• WHAT THE TASK REQUIRES: Quote the listing below in its entirety.

Saved entries
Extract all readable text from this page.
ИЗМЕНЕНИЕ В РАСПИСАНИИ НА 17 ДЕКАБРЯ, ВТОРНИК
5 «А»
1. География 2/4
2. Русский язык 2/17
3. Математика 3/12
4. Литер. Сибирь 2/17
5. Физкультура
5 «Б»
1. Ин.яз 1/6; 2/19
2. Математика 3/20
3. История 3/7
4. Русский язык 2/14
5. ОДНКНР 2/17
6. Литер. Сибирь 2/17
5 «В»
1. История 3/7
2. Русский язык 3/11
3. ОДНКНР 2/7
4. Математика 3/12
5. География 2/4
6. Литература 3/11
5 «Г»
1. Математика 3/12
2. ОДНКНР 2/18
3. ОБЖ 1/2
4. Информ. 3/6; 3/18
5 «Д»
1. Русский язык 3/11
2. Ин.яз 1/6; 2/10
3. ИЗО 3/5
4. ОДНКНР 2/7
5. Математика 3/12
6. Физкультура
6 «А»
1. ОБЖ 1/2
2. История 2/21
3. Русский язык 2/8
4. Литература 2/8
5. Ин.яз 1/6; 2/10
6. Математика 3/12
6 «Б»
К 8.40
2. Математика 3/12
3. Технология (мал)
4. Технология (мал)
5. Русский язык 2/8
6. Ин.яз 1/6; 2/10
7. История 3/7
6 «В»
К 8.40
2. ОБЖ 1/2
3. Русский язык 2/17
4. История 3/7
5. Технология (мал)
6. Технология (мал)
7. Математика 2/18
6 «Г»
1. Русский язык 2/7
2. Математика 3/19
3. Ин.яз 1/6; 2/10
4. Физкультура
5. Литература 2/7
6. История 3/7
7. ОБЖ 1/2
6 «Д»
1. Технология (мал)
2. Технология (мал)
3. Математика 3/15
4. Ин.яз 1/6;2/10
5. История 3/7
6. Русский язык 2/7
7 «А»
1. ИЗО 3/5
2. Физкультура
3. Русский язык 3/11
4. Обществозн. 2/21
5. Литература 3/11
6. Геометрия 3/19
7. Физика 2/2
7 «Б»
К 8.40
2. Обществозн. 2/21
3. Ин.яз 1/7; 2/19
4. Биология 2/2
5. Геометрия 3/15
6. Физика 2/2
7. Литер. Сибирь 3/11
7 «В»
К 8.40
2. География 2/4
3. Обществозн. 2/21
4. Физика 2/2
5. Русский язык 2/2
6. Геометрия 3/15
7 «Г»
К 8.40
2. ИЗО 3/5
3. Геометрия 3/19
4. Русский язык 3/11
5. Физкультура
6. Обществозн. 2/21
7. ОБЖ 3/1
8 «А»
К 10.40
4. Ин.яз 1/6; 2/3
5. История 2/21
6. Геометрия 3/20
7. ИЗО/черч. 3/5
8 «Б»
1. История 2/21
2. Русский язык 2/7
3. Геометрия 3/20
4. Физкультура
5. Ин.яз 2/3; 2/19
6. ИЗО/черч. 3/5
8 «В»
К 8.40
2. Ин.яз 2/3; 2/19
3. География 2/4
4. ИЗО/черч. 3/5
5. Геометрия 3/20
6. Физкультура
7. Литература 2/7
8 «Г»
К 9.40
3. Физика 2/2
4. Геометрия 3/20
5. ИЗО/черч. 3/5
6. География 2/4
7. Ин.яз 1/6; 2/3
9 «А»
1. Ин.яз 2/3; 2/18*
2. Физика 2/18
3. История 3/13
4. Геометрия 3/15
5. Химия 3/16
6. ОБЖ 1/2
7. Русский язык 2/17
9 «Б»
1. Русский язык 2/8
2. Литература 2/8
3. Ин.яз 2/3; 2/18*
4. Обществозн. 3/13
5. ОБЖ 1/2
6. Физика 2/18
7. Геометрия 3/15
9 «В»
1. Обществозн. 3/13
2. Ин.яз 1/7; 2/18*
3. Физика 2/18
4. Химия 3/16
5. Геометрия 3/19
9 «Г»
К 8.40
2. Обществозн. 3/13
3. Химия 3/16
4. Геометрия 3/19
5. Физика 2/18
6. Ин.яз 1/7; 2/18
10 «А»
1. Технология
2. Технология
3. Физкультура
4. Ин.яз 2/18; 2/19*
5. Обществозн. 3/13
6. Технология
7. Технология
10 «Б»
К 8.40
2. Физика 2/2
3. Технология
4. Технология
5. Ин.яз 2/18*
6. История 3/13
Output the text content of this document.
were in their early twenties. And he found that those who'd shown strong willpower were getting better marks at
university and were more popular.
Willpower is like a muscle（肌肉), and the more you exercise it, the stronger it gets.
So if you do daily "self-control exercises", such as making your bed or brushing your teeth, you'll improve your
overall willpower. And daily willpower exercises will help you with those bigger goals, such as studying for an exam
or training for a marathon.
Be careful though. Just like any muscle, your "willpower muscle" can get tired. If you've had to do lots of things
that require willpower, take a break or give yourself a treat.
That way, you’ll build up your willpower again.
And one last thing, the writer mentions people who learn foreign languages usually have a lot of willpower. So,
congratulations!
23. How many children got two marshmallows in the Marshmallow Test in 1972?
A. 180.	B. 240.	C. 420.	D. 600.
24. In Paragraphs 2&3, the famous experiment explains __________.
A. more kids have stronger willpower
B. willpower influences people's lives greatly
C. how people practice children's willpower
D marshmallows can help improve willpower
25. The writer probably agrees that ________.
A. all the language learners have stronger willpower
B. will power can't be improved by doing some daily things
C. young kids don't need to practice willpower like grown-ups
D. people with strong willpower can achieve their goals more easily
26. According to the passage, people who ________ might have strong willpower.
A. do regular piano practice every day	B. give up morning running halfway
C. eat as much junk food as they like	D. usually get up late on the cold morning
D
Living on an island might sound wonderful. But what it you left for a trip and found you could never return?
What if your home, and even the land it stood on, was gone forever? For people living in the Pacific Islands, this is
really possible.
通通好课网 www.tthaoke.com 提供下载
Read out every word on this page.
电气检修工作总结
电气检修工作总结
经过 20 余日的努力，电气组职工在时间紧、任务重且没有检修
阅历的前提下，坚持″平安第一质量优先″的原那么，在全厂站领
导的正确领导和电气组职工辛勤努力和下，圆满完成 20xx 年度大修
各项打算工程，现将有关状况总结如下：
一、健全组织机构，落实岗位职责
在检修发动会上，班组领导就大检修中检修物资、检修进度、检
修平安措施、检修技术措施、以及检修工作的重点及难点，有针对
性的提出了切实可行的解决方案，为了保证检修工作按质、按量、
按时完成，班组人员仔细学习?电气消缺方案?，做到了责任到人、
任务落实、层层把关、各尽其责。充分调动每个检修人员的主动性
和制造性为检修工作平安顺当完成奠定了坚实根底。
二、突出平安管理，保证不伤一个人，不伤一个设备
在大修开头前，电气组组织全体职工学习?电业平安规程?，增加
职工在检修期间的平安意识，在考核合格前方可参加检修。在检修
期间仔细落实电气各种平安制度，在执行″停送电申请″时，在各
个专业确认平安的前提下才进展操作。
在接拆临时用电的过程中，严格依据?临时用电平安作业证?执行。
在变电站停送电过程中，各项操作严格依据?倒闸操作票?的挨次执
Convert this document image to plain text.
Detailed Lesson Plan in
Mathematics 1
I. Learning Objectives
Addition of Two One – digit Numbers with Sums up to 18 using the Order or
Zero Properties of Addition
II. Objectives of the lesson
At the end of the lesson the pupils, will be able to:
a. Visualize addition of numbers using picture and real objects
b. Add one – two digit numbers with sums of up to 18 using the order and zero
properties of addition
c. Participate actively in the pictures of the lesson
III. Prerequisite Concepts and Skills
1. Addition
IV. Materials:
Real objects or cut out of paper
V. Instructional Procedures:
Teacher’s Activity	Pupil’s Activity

• FULL ANSWER:
Extract all readable text from this page.
ИЗМЕНЕНИЕ В РАСПИСАНИИ НА 17 ДЕКАБРЯ, ВТОРНИК
5 «А»
1. География 2/4
2. Русский язык 2/17
3. Математика 3/12
4. Литер. Сибирь 2/17
5. Физкультура
5 «Б»
1. Ин.яз 1/6; 2/19
2. Математика 3/20
3. История 3/7
4. Русский язык 2/14
5. ОДНКНР 2/17
6. Литер. Сибирь 2/17
5 «В»
1. История 3/7
2. Русский язык 3/11
3. ОДНКНР 2/7
4. Математика 3/12
5. География 2/4
6. Литература 3/11
5 «Г»
1. Математика 3/12
2. ОДНКНР 2/18
3. ОБЖ 1/2
4. Информ. 3/6; 3/18
5 «Д»
1. Русский язык 3/11
2. Ин.яз 1/6; 2/10
3. ИЗО 3/5
4. ОДНКНР 2/7
5. Математика 3/12
6. Физкультура
6 «А»
1. ОБЖ 1/2
2. История 2/21
3. Русский язык 2/8
4. Литература 2/8
5. Ин.яз 1/6; 2/10
6. Математика 3/12
6 «Б»
К 8.40
2. Математика 3/12
3. Технология (мал)
4. Технология (мал)
5. Русский язык 2/8
6. Ин.яз 1/6; 2/10
7. История 3/7
6 «В»
К 8.40
2. ОБЖ 1/2
3. Русский язык 2/17
4. История 3/7
5. Технология (мал)
6. Технология (мал)
7. Математика 2/18
6 «Г»
1. Русский язык 2/7
2. Математика 3/19
3. Ин.яз 1/6; 2/10
4. Физкультура
5. Литература 2/7
6. История 3/7
7. ОБЖ 1/2
6 «Д»
1. Технология (мал)
2. Технология (мал)
3. Математика 3/15
4. Ин.яз 1/6;2/10
5. История 3/7
6. Русский язык 2/7
7 «А»
1. ИЗО 3/5
2. Физкультура
3. Русский язык 3/11
4. Обществозн. 2/21
5. Литература 3/11
6. Геометрия 3/19
7. Физика 2/2
7 «Б»
К 8.40
2. Обществозн. 2/21
3. Ин.яз 1/7; 2/19
4. Биология 2/2
5. Геометрия 3/15
6. Физика 2/2
7. Литер. Сибирь 3/11
7 «В»
К 8.40
2. География 2/4
3. Обществозн. 2/21
4. Физика 2/2
5. Русский язык 2/2
6. Геометрия 3/15
7 «Г»
К 8.40
2. ИЗО 3/5
3. Геометрия 3/19
4. Русский язык 3/11
5. Физкультура
6. Обществозн. 2/21
7. ОБЖ 3/1
8 «А»
К 10.40
4. Ин.яз 1/6; 2/3
5. История 2/21
6. Геометрия 3/20
7. ИЗО/черч. 3/5
8 «Б»
1. История 2/21
2. Русский язык 2/7
3. Геометрия 3/20
4. Физкультура
5. Ин.яз 2/3; 2/19
6. ИЗО/черч. 3/5
8 «В»
К 8.40
2. Ин.яз 2/3; 2/19
3. География 2/4
4. ИЗО/черч. 3/5
5. Геометрия 3/20
6. Физкультура
7. Литература 2/7
8 «Г»
К 9.40
3. Физика 2/2
4. Геометрия 3/20
5. ИЗО/черч. 3/5
6. География 2/4
7. Ин.яз 1/6; 2/3
9 «А»
1. Ин.яз 2/3; 2/18*
2. Физика 2/18
3. История 3/13
4. Геометрия 3/15
5. Химия 3/16
6. ОБЖ 1/2
7. Русский язык 2/17
9 «Б»
1. Русский язык 2/8
2. Литература 2/8
3. Ин.яз 2/3; 2/18*
4. Обществозн. 3/13
5. ОБЖ 1/2
6. Физика 2/18
7. Геометрия 3/15
9 «В»
1. Обществозн. 3/13
2. Ин.яз 1/7; 2/18*
3. Физика 2/18
4. Химия 3/16
5. Геометрия 3/19
9 «Г»
К 8.40
2. Обществозн. 3/13
3. Химия 3/16
4. Геометрия 3/19
5. Физика 2/18
6. Ин.яз 1/7; 2/18
10 «А»
1. Технология
2. Технология
3. Физкультура
4. Ин.яз 2/18; 2/19*
5. Обществозн. 3/13
6. Технология
7. Технология
10 «Б»
К 8.40
2. Физика 2/2
3. Технология
4. Технология
5. Ин.яз 2/18*
6. История 3/13
Output the text content of this document.
were in their early twenties. And he found that those who'd shown strong willpower were getting better marks at
university and were more popular.
Willpower is like a muscle（肌肉), and the more you exercise it, the stronger it gets.
So if you do daily "self-control exercises", such as making your bed or brushing your teeth, you'll improve your
overall willpower. And daily willpower exercises will help you with those bigger goals, such as studying for an exam
or training for a marathon.
Be careful though. Just like any muscle, your "willpower muscle" can get tired. If you've had to do lots of things
that require willpower, take a break or give yourself a treat.
That way, you’ll build up your willpower again.
And one last thing, the writer mentions people who learn foreign languages usually have a lot of willpower. So,
congratulations!
23. How many children got two marshmallows in the Marshmallow Test in 1972?
A. 180.	B. 240.	C. 420.	D. 600.
24. In Paragraphs 2&3, the famous experiment explains __________.
A. more kids have stronger willpower
B. willpower influences people's lives greatly
C. how people practice children's willpower
D marshmallows can help improve willpower
25. The writer probably agrees that ________.
A. all the language learners have stronger willpower
B. will power can't be improved by doing some daily things
C. young kids don't need to practice willpower like grown-ups
D. people with strong willpower can achieve their goals more easily
26. According to the passage, people who ________ might have strong willpower.
A. do regular piano practice every day	B. give up morning running halfway
C. eat as much junk food as they like	D. usually get up late on the cold morning
D
Living on an island might sound wonderful. But what it you left for a trip and found you could never return?
What if your home, and even the land it stood on, was gone forever? For people living in the Pacific Islands, this is
really possible.
通通好课网 www.tthaoke.com 提供下载
Read out every word on this page.
电气检修工作总结
电气检修工作总结
经过 20 余日的努力，电气组职工在时间紧、任务重且没有检修
阅历的前提下，坚持″平安第一质量优先″的原那么，在全厂站领
导的正确领导和电气组职工辛勤努力和下，圆满完成 20xx 年度大修
各项打算工程，现将有关状况总结如下：
一、健全组织机构，落实岗位职责
在检修发动会上，班组领导就大检修中检修物资、检修进度、检
修平安措施、检修技术措施、以及检修工作的重点及难点，有针对
性的提出了切实可行的解决方案，为了保证检修工作按质、按量、
按时完成，班组人员仔细学习?电气消缺方案?，做到了责任到人、
任务落实、层层把关、各尽其责。充分调动每个检修人员的主动性
和制造性为检修工作平安顺当完成奠定了坚实根底。
二、突出平安管理，保证不伤一个人，不伤一个设备
在大修开头前，电气组组织全体职工学习?电业平安规程?，增加
职工在检修期间的平安意识，在考核合格前方可参加检修。在检修
期间仔细落实电气各种平安制度，在执行″停送电申请″时，在各
个专业确认平安的前提下才进展操作。
在接拆临时用电的过程中，严格依据?临时用电平安作业证?执行。
在变电站停送电过程中，各项操作严格依据?倒闸操作票?的挨次执
Convert this document image to plain text.
Detailed Lesson Plan in
Mathematics 1
I. Learning Objectives
Addition of Two One – digit Numbers with Sums up to 18 using the Order or
Zero Properties of Addition
II. Objectives of the lesson
At the end of the lesson the pupils, will be able to:
a. Visualize addition of numbers using picture and real objects
b. Add one – two digit numbers with sums of up to 18 using the order and zero
properties of addition
c. Participate actively in the pictures of the lesson
III. Prerequisite Concepts and Skills
1. Addition
IV. Materials:
Real objects or cut out of paper
V. Instructional Procedures:
Teacher’s Activity	Pupil’s Activity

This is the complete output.